_Required task_
In the listing below, locate the lines that hold the string "Τέλος". Copy those lines.

(Items from a dataset)

******

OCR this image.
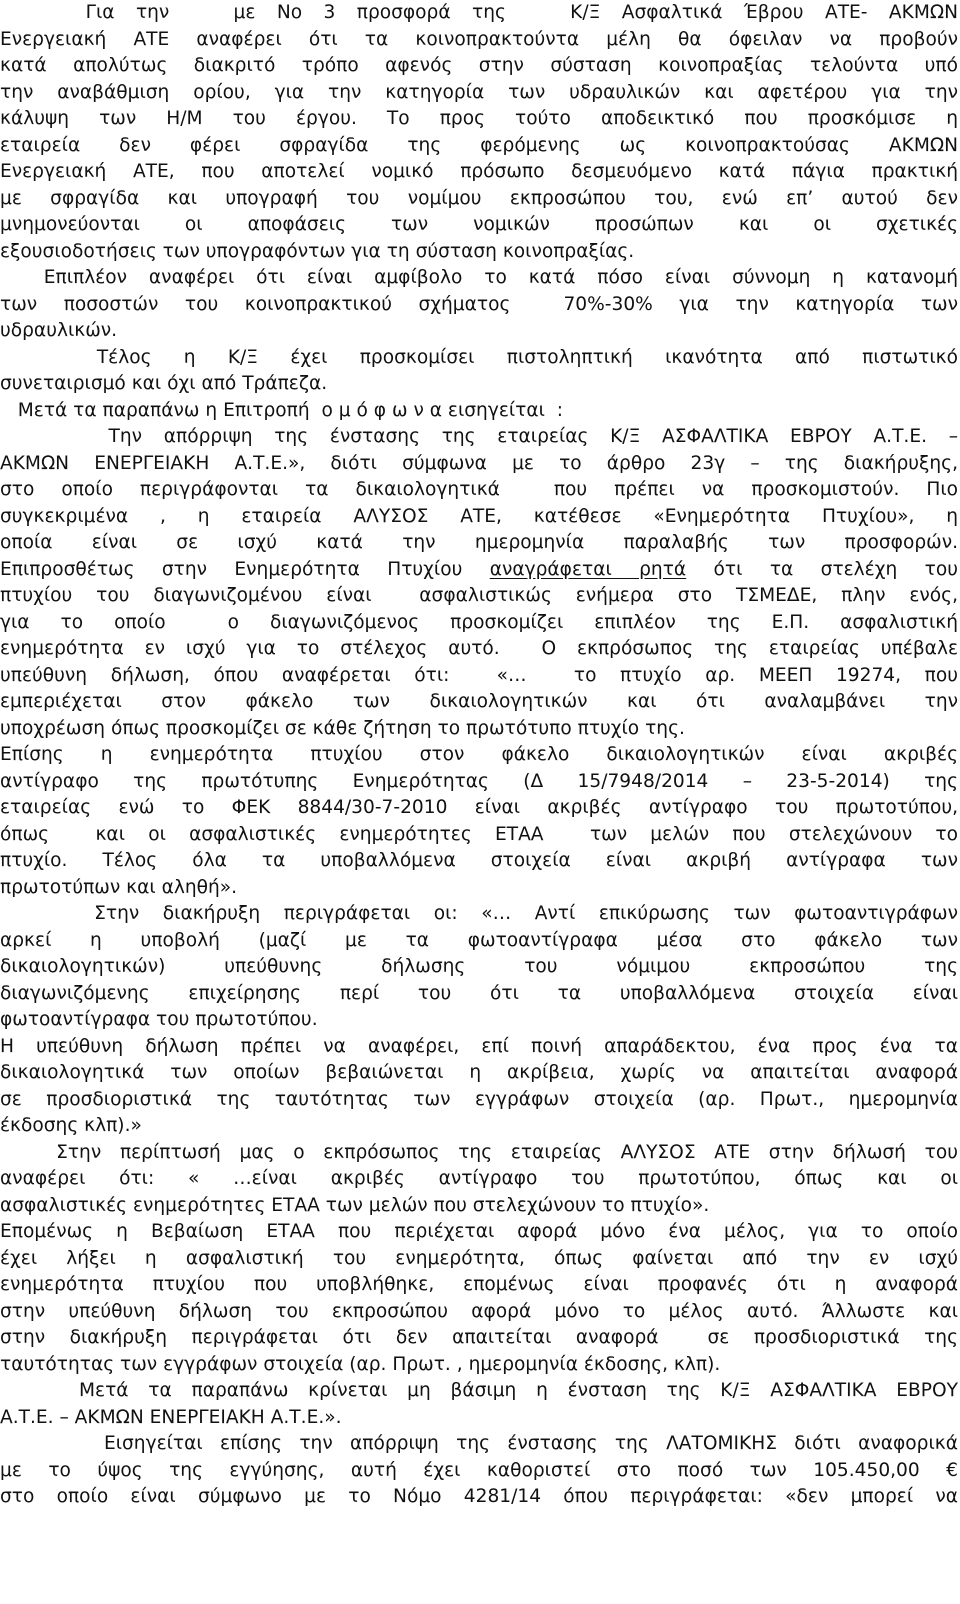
Για την   με Νο 3 προσφορά της   Κ/Ξ Ασφαλτικά Έβρου ΑΤΕ- ΑΚΜΩΝ
Ενεργειακή ΑΤΕ αναφέρει ότι τα κοινοπρακτούντα μέλη θα όφειλαν να προβούν
κατά απολύτως διακριτό τρόπο αφενός στην σύσταση κοινοπραξίας τελούντα υπό
την αναβάθμιση ορίου, για την κατηγορία των υδραυλικών και αφετέρου για την
κάλυψη των Η/Μ του έργου. Το προς τούτο αποδεικτικό που προσκόμισε η
εταιρεία δεν φέρει σφραγίδα της φερόμενης ως κοινοπρακτούσας ΑΚΜΩΝ
Ενεργειακή ΑΤΕ, που αποτελεί νομικό πρόσωπο δεσμευόμενο κατά πάγια πρακτική
με σφραγίδα και υπογραφή του νομίμου εκπροσώπου του, ενώ επ’ αυτού δεν
μνημονεύονται οι αποφάσεις των νομικών προσώπων και οι σχετικές
εξουσιοδοτήσεις των υπογραφόντων για τη σύσταση κοινοπραξίας.
Επιπλέον αναφέρει ότι είναι αμφίβολο το κατά πόσο είναι σύννομη η κατανομή
των ποσοστών του κοινοπρακτικού σχήματος  70%-30% για την κατηγορία των
υδραυλικών.
Τέλος η Κ/Ξ έχει προσκομίσει πιστοληπτική ικανότητα από πιστωτικό
συνεταιρισμό και όχι από Τράπεζα.
Μετά τα παραπάνω η Επιτροπή  ο μ ό φ ω ν α εισηγείται  :
Την απόρριψη της ένστασης της εταιρείας Κ/Ξ ΑΣΦΑΛΤΙΚΑ ΕΒΡΟΥ Α.Τ.Ε. –
ΑΚΜΩΝ ΕΝΕΡΓΕΙΑΚΗ Α.Τ.Ε.», διότι σύμφωνα με το άρθρο 23γ – της διακήρυξης,
στο οποίο περιγράφονται τα δικαιολογητικά  που πρέπει να προσκομιστούν. Πιο
συγκεκριμένα , η εταιρεία ΑΛΥΣΟΣ ΑΤΕ, κατέθεσε «Ενημερότητα Πτυχίου», η
οποία είναι σε ισχύ κατά την ημερομηνία παραλαβής των προσφορών.
Επιπροσθέτως στην Ενημερότητα Πτυχίου αναγράφεται ρητά ότι τα στελέχη του
πτυχίου του διαγωνιζομένου είναι  ασφαλιστικώς ενήμερα στο ΤΣΜΕΔΕ, πλην ενός,
για το οποίο  ο διαγωνιζόμενος προσκομίζει επιπλέον της Ε.Π. ασφαλιστική
ενημερότητα εν ισχύ για το στέλεχος αυτό.  Ο εκπρόσωπος της εταιρείας υπέβαλε
υπεύθυνη δήλωση, όπου αναφέρεται ότι:  «…  το πτυχίο αρ. ΜΕΕΠ 19274, που
εμπεριέχεται στον φάκελο των δικαιολογητικών και ότι αναλαμβάνει την
υποχρέωση όπως προσκομίζει σε κάθε ζήτηση το πρωτότυπο πτυχίο της.
Επίσης η ενημερότητα πτυχίου στον φάκελο δικαιολογητικών είναι ακριβές
αντίγραφο της πρωτότυπης Ενημερότητας (Δ 15/7948/2014 – 23-5-2014) της
εταιρείας ενώ το ΦΕΚ 8844/30-7-2010 είναι ακριβές αντίγραφο του πρωτοτύπου,
όπως  και οι ασφαλιστικές ενημερότητες ΕΤΑΑ  των μελών που στελεχώνουν το
πτυχίο. Τέλος όλα τα υποβαλλόμενα στοιχεία είναι ακριβή αντίγραφα των
πρωτοτύπων και αληθή».
Στην διακήρυξη περιγράφεται οι: «… Αντί επικύρωσης των φωτοαντιγράφων
αρκεί η υποβολή (μαζί με τα φωτοαντίγραφα μέσα στο φάκελο των
δικαιολογητικών) υπεύθυνης δήλωσης του νόμιμου εκπροσώπου της
διαγωνιζόμενης επιχείρησης περί του ότι τα υποβαλλόμενα στοιχεία είναι
φωτοαντίγραφα του πρωτοτύπου.
Η υπεύθυνη δήλωση πρέπει να αναφέρει, επί ποινή απαράδεκτου, ένα προς ένα τα
δικαιολογητικά των οποίων βεβαιώνεται η ακρίβεια, χωρίς να απαιτείται αναφορά
σε προσδιοριστικά της ταυτότητας των εγγράφων στοιχεία (αρ. Πρωτ., ημερομηνία
έκδοσης κλπ).»
Στην περίπτωσή μας ο εκπρόσωπος της εταιρείας ΑΛΥΣΟΣ ΑΤΕ στην δήλωσή του
αναφέρει ότι: « …είναι ακριβές αντίγραφο του πρωτοτύπου, όπως και οι
ασφαλιστικές ενημερότητες ΕΤΑΑ των μελών που στελεχώνουν το πτυχίο».
Επομένως η Βεβαίωση ΕΤΑΑ που περιέχεται αφορά μόνο ένα μέλος, για το οποίο
έχει λήξει η ασφαλιστική του ενημερότητα, όπως φαίνεται από την εν ισχύ
ενημερότητα πτυχίου που υποβλήθηκε, επομένως είναι προφανές ότι η αναφορά
στην υπεύθυνη δήλωση του εκπροσώπου αφορά μόνο το μέλος αυτό. Άλλωστε και
στην διακήρυξη περιγράφεται ότι δεν απαιτείται αναφορά  σε προσδιοριστικά της
ταυτότητας των εγγράφων στοιχεία (αρ. Πρωτ. , ημερομηνία έκδοσης, κλπ).
Μετά τα παραπάνω κρίνεται μη βάσιμη η ένσταση της Κ/Ξ ΑΣΦΑΛΤΙΚΑ ΕΒΡΟΥ
Α.Τ.Ε. – ΑΚΜΩΝ ΕΝΕΡΓΕΙΑΚΗ Α.Τ.Ε.».
Εισηγείται επίσης την απόρριψη της ένστασης της ΛΑΤΟΜΙΚΗΣ διότι αναφορικά
με το ύψος της εγγύησης, αυτή έχει καθοριστεί στο ποσό των 105.450,00 €
στο οποίο είναι σύμφωνο με το Νόμο 4281/14 όπου περιγράφεται: «δεν μπορεί να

******

_Answer to the task_
Τέλος η Κ/Ξ έχει προσκομίσει πιστοληπτική ικανότητα από πιστωτικό
πτυχίο. Τέλος όλα τα υποβαλλόμενα στοιχεία είναι ακριβή αντίγραφα των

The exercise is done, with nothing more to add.